# Provided records:
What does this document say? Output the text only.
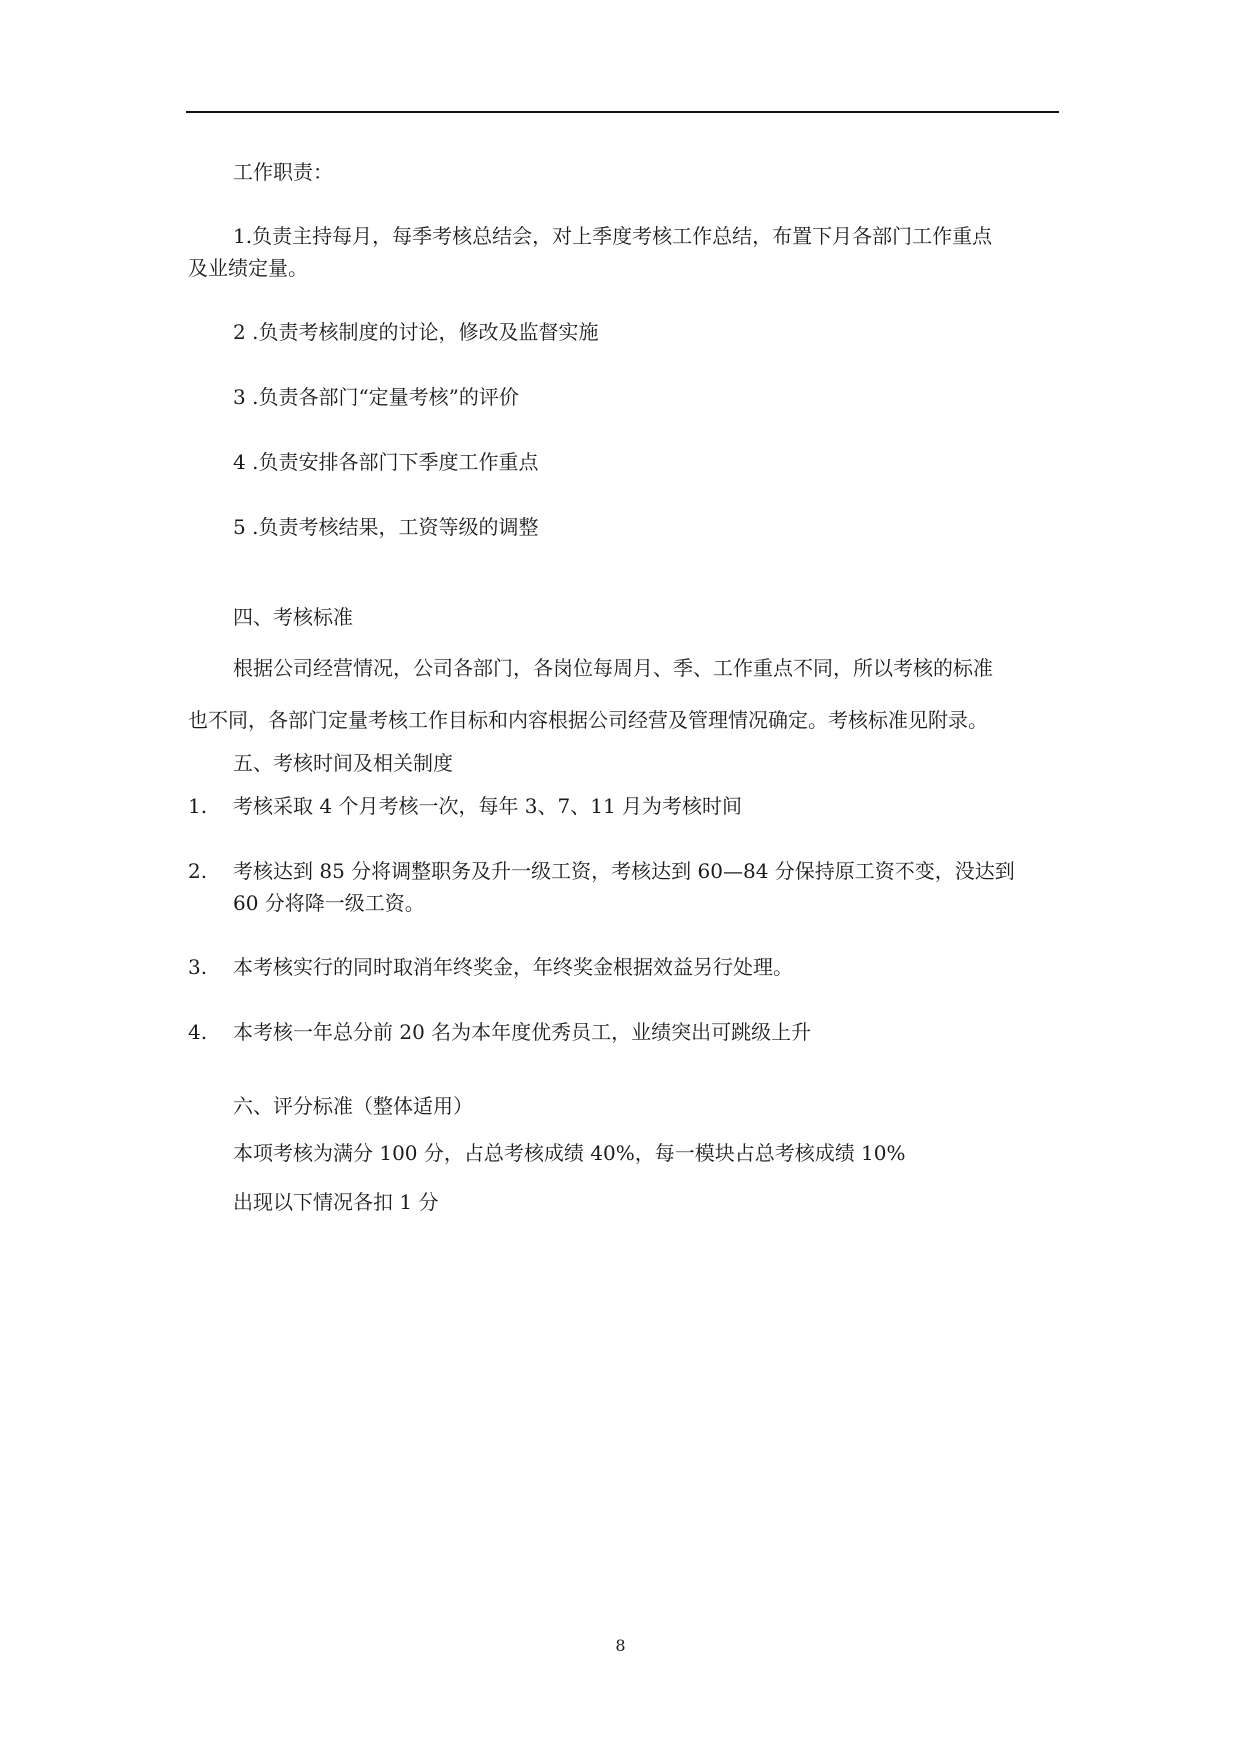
工作职责：
1.负责主持每月，每季考核总结会，对上季度考核工作总结，布置下月各部门工作重点
及业绩定量。
2 .负责考核制度的讨论，修改及监督实施
3 .负责各部门“定量考核”的评价
4 .负责安排各部门下季度工作重点
5 .负责考核结果，工资等级的调整
四、考核标准
根据公司经营情况，公司各部门，各岗位每周月、季、工作重点不同，所以考核的标准
也不同，各部门定量考核工作目标和内容根据公司经营及管理情况确定。考核标准见附录。
五、考核时间及相关制度
1. 考核采取 4 个月考核一次，每年 3、7、11 月为考核时间
2. 考核达到 85 分将调整职务及升一级工资，考核达到 60—84 分保持原工资不变，没达到
60 分将降一级工资。
3. 本考核实行的同时取消年终奖金，年终奖金根据效益另行处理。
4. 本考核一年总分前 20 名为本年度优秀员工，业绩突出可跳级上升
六、评分标准（整体适用）
本项考核为满分 100 分，占总考核成绩 40%，每一模块占总考核成绩 10%
出现以下情况各扣 1 分
8
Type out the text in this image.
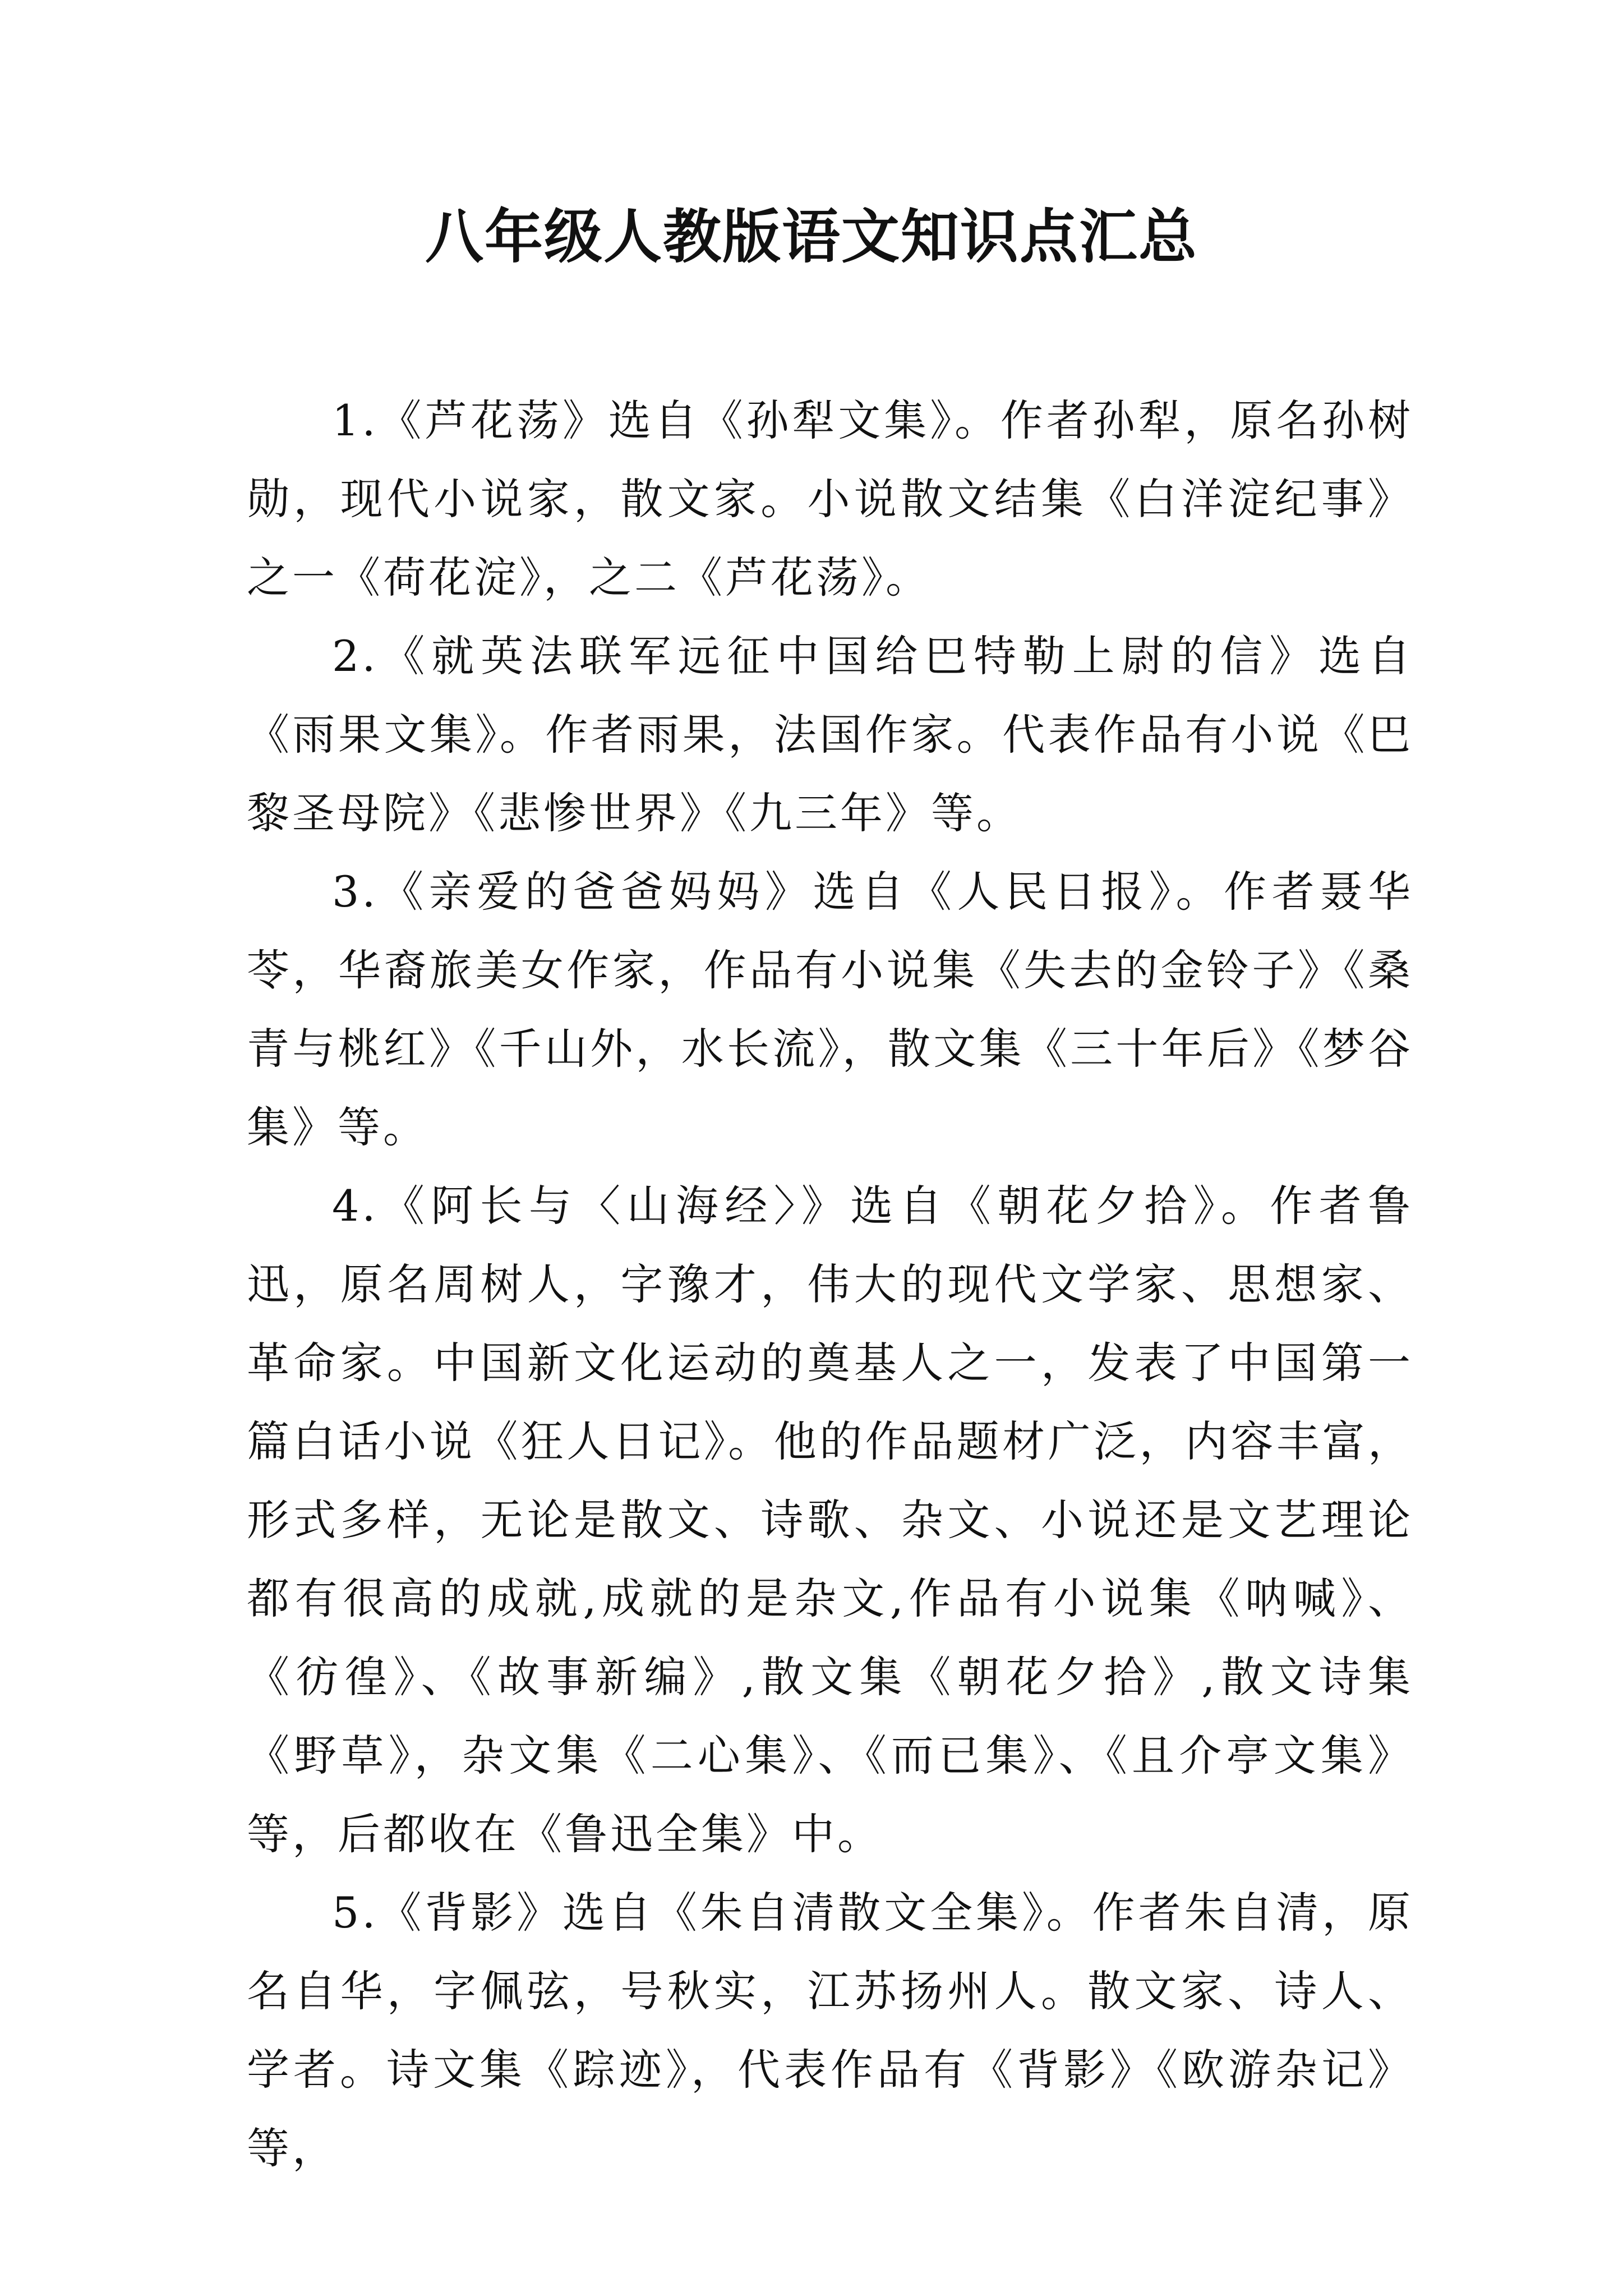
八年级人教版语文知识点汇总

1.《芦花荡》选自《孙犁文集》。作者孙犁，原名孙树勋，现代小说家，散文家。小说散文结集《白洋淀纪事》之一《荷花淀》，之二《芦花荡》。

2.《就英法联军远征中国给巴特勒上尉的信》选自《雨果文集》。作者雨果，法国作家。代表作品有小说《巴黎圣母院》《悲惨世界》《九三年》等。

3.《亲爱的爸爸妈妈》选自《人民日报》。作者聂华苓，华裔旅美女作家，作品有小说集《失去的金铃子》《桑青与桃红》《千山外，水长流》，散文集《三十年后》《梦谷集》等。

4.《阿长与〈山海经〉》选自《朝花夕拾》。作者鲁迅，原名周树人，字豫才，伟大的现代文学家、思想家、革命家。中国新文化运动的奠基人之一，发表了中国第一篇白话小说《狂人日记》。他的作品题材广泛，内容丰富，形式多样，无论是散文、诗歌、杂文、小说还是文艺理论都有很高的成就,成就的是杂文,作品有小说集《呐喊》、《彷徨》、《故事新编》,散文集《朝花夕拾》,散文诗集《野草》，杂文集《二心集》、《而已集》、《且介亭文集》等，后都收在《鲁迅全集》中。

5.《背影》选自《朱自清散文全集》。作者朱自清，原名自华，字佩弦，号秋实，江苏扬州人。散文家、诗人、学者。诗文集《踪迹》，代表作品有《背影》《欧游杂记》等，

# Work to be completed:
Without the pictures, print the whole listing exactly as given.

# Reply to the task:
What does this document say? Output the text only.
工作职责：
1.负责主持每月，每季考核总结会，对上季度考核工作总结，布置下月各部门工作重点
及业绩定量。
2 .负责考核制度的讨论，修改及监督实施
3 .负责各部门“定量考核”的评价
4 .负责安排各部门下季度工作重点
5 .负责考核结果，工资等级的调整
四、考核标准
根据公司经营情况，公司各部门，各岗位每周月、季、工作重点不同，所以考核的标准
也不同，各部门定量考核工作目标和内容根据公司经营及管理情况确定。考核标准见附录。
五、考核时间及相关制度
1. 考核采取 4 个月考核一次，每年 3、7、11 月为考核时间
2. 考核达到 85 分将调整职务及升一级工资，考核达到 60—84 分保持原工资不变，没达到
60 分将降一级工资。
3. 本考核实行的同时取消年终奖金，年终奖金根据效益另行处理。
4. 本考核一年总分前 20 名为本年度优秀员工，业绩突出可跳级上升
六、评分标准（整体适用）
本项考核为满分 100 分，占总考核成绩 40%，每一模块占总考核成绩 10%
出现以下情况各扣 1 分
8
Type out the text in this image.
八年级人教版语文知识点汇总

1.《芦花荡》选自《孙犁文集》。作者孙犁，原名孙树勋，现代小说家，散文家。小说散文结集《白洋淀纪事》之一《荷花淀》，之二《芦花荡》。

2.《就英法联军远征中国给巴特勒上尉的信》选自《雨果文集》。作者雨果，法国作家。代表作品有小说《巴黎圣母院》《悲惨世界》《九三年》等。

3.《亲爱的爸爸妈妈》选自《人民日报》。作者聂华苓，华裔旅美女作家，作品有小说集《失去的金铃子》《桑青与桃红》《千山外，水长流》，散文集《三十年后》《梦谷集》等。

4.《阿长与〈山海经〉》选自《朝花夕拾》。作者鲁迅，原名周树人，字豫才，伟大的现代文学家、思想家、革命家。中国新文化运动的奠基人之一，发表了中国第一篇白话小说《狂人日记》。他的作品题材广泛，内容丰富，形式多样，无论是散文、诗歌、杂文、小说还是文艺理论都有很高的成就,成就的是杂文,作品有小说集《呐喊》、《彷徨》、《故事新编》,散文集《朝花夕拾》,散文诗集《野草》，杂文集《二心集》、《而已集》、《且介亭文集》等，后都收在《鲁迅全集》中。

5.《背影》选自《朱自清散文全集》。作者朱自清，原名自华，字佩弦，号秋实，江苏扬州人。散文家、诗人、学者。诗文集《踪迹》，代表作品有《背影》《欧游杂记》等，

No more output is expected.